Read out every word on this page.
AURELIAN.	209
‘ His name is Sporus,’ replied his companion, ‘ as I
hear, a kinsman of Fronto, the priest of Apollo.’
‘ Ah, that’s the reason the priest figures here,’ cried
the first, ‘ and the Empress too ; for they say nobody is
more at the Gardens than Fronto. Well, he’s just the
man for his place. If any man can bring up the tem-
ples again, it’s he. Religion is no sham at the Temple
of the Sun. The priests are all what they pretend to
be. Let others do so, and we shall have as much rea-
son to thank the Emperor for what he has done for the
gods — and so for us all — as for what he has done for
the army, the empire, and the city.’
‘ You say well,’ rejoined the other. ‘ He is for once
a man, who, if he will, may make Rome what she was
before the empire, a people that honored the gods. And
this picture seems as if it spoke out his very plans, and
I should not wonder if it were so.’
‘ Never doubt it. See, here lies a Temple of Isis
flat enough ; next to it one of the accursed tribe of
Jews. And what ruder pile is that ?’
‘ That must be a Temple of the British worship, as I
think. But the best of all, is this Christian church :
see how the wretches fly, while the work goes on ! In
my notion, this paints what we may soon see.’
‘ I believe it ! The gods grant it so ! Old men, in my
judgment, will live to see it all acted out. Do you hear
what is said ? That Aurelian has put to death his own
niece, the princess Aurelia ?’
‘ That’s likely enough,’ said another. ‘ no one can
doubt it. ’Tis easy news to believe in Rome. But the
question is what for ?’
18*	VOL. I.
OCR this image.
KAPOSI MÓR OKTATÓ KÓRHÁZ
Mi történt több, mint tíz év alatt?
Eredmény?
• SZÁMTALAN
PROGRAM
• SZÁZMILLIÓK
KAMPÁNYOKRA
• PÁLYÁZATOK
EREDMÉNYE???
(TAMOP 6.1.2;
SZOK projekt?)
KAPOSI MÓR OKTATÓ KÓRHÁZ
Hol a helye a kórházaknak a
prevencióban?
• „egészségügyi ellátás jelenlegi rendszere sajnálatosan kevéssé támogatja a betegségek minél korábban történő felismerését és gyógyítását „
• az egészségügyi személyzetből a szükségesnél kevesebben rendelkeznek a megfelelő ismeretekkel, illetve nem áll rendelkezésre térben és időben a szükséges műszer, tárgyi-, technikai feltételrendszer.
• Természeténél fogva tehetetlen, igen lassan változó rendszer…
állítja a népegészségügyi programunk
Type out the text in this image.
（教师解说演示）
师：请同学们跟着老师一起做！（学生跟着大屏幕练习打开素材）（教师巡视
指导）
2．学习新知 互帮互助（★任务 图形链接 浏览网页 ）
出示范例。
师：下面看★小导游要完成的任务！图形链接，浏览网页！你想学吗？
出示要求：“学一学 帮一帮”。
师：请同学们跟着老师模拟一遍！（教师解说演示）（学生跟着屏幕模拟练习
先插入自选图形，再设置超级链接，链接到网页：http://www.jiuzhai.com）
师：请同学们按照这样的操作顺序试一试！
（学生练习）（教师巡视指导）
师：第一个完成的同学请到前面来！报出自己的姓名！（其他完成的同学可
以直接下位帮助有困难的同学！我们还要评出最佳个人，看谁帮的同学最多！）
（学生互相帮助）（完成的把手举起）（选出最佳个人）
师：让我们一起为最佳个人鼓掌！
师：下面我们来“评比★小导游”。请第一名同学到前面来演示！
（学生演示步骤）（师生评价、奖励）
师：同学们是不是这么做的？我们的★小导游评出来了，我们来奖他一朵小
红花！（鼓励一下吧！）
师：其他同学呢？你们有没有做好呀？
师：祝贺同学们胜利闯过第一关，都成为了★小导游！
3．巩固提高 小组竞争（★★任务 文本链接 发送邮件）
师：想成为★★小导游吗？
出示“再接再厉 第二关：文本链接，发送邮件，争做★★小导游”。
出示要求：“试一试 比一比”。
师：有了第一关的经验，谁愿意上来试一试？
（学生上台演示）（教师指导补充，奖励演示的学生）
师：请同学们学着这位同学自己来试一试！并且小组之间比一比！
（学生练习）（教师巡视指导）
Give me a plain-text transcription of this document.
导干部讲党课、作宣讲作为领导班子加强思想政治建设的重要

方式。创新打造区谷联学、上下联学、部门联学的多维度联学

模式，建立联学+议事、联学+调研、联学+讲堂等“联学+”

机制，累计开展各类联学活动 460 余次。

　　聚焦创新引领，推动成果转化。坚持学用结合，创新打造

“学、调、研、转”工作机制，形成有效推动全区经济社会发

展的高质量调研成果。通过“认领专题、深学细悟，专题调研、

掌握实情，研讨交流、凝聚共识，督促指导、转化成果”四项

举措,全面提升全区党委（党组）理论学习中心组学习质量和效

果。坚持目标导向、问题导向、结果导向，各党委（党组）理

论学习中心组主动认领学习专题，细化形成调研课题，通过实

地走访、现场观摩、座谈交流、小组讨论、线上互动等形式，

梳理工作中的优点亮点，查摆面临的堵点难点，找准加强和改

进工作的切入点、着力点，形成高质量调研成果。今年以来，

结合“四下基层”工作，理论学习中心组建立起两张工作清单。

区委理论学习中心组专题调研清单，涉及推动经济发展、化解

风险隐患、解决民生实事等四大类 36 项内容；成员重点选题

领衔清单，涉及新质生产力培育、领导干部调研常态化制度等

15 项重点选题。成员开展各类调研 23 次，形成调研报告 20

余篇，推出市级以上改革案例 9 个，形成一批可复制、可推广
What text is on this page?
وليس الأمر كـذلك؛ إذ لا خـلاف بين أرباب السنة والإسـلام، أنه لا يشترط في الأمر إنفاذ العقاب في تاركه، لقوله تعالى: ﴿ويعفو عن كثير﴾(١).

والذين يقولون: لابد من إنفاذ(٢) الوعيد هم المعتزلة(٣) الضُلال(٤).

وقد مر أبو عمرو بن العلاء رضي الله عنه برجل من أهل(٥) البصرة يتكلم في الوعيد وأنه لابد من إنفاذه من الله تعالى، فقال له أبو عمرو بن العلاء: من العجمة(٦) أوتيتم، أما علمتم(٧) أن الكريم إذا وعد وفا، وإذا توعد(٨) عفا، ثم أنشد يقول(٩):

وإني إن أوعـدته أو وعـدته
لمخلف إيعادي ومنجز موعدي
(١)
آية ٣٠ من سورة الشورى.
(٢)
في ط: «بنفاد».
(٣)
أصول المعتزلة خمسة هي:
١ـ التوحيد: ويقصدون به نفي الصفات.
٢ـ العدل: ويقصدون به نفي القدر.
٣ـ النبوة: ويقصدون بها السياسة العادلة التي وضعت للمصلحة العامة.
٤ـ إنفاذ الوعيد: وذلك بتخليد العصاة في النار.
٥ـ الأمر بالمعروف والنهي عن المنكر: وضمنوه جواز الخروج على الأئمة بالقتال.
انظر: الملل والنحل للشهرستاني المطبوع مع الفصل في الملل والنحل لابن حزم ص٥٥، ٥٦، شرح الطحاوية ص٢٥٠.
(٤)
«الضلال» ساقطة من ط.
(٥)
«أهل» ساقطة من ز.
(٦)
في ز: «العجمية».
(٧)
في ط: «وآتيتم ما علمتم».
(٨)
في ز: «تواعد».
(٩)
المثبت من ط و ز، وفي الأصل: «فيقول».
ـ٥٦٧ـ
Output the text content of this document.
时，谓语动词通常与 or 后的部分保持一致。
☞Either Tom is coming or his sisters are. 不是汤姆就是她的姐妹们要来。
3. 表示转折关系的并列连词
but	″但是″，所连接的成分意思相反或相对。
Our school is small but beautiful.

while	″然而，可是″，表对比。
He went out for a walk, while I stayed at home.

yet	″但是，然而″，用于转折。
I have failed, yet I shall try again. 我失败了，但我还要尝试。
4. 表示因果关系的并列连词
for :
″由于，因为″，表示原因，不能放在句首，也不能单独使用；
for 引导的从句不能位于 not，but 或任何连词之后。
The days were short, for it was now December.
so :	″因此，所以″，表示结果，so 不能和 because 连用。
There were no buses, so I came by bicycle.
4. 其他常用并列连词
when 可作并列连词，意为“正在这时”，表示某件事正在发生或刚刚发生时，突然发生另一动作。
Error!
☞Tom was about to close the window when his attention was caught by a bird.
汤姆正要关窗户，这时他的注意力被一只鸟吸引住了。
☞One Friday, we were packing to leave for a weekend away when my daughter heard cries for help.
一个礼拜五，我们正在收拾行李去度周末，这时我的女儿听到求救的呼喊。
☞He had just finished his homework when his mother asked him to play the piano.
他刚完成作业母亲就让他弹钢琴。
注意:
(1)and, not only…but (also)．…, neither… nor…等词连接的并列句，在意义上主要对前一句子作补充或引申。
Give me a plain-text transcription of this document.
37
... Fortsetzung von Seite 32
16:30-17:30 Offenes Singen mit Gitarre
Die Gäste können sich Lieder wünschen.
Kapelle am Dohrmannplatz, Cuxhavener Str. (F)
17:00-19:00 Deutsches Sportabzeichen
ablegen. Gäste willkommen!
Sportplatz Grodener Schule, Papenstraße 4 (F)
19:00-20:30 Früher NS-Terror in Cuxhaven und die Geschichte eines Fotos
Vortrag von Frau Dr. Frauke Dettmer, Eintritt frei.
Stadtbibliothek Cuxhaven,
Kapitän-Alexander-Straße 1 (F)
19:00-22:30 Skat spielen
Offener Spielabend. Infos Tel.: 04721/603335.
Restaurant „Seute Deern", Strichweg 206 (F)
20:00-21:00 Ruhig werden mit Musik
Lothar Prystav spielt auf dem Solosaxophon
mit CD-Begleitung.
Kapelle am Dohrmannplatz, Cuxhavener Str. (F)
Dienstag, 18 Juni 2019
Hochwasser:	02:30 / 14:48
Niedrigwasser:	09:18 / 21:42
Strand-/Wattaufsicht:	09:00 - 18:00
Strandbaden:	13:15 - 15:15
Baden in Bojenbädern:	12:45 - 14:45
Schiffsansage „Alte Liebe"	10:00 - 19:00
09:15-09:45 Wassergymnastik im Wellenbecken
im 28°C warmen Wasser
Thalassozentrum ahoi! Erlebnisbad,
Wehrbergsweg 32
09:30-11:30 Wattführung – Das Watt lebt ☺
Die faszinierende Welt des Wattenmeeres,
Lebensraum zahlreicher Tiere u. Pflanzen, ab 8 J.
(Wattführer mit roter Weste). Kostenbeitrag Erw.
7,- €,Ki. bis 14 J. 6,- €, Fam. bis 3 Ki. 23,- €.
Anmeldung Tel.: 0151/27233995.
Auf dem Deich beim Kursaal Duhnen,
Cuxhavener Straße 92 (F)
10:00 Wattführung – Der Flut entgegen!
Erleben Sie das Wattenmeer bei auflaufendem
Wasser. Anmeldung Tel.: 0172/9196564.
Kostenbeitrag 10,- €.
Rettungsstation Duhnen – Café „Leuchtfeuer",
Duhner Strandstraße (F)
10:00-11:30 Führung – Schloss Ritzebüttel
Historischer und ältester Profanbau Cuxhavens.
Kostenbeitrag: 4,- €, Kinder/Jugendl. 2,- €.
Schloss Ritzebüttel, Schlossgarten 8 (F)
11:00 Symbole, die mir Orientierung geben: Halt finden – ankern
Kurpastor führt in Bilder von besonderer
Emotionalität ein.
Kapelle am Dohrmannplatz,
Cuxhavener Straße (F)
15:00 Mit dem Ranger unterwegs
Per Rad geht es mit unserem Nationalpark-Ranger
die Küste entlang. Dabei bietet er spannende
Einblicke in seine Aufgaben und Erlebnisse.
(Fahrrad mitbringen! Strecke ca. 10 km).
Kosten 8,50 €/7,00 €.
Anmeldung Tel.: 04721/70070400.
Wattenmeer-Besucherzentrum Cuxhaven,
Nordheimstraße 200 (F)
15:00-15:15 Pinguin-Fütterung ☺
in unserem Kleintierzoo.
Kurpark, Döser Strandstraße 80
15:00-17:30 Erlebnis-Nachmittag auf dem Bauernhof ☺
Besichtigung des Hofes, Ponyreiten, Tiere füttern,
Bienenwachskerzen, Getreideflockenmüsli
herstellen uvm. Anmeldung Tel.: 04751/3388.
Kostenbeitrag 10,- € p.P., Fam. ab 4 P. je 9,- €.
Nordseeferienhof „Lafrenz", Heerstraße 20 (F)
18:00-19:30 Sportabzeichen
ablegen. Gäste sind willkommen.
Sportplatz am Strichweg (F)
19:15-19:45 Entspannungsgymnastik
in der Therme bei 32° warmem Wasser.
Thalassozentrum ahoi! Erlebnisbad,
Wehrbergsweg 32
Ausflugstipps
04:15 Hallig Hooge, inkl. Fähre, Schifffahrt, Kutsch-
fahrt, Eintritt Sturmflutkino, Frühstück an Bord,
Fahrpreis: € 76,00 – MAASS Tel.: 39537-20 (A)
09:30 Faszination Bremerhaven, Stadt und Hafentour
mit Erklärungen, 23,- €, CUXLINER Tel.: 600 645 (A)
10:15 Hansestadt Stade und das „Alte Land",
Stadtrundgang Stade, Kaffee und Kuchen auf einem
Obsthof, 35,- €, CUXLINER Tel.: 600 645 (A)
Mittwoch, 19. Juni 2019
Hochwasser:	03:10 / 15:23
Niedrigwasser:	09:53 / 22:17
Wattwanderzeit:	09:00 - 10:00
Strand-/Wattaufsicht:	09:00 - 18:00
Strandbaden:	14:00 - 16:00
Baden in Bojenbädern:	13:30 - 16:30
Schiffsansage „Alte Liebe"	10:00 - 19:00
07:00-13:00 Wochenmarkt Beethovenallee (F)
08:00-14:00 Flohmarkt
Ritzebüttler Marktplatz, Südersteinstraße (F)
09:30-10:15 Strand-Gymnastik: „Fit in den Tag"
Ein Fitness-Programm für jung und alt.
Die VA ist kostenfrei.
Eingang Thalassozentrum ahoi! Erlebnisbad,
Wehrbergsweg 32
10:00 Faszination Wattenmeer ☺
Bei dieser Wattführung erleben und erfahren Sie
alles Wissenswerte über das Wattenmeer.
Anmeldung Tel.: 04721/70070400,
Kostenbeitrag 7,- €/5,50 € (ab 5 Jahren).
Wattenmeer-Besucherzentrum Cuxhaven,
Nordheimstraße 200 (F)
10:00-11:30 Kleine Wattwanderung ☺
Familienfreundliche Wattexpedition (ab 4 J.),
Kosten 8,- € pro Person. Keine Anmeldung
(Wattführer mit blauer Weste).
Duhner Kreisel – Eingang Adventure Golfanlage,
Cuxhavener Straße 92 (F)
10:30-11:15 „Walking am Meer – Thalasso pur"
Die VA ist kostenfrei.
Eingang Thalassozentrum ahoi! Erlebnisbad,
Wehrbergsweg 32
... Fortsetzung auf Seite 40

◆ ◆ ◆ ◆ ◆

▶ Task objective: How many lines in the listing contain "Kostenbeitrag"? Answer with the number alone.

▶ Response: 5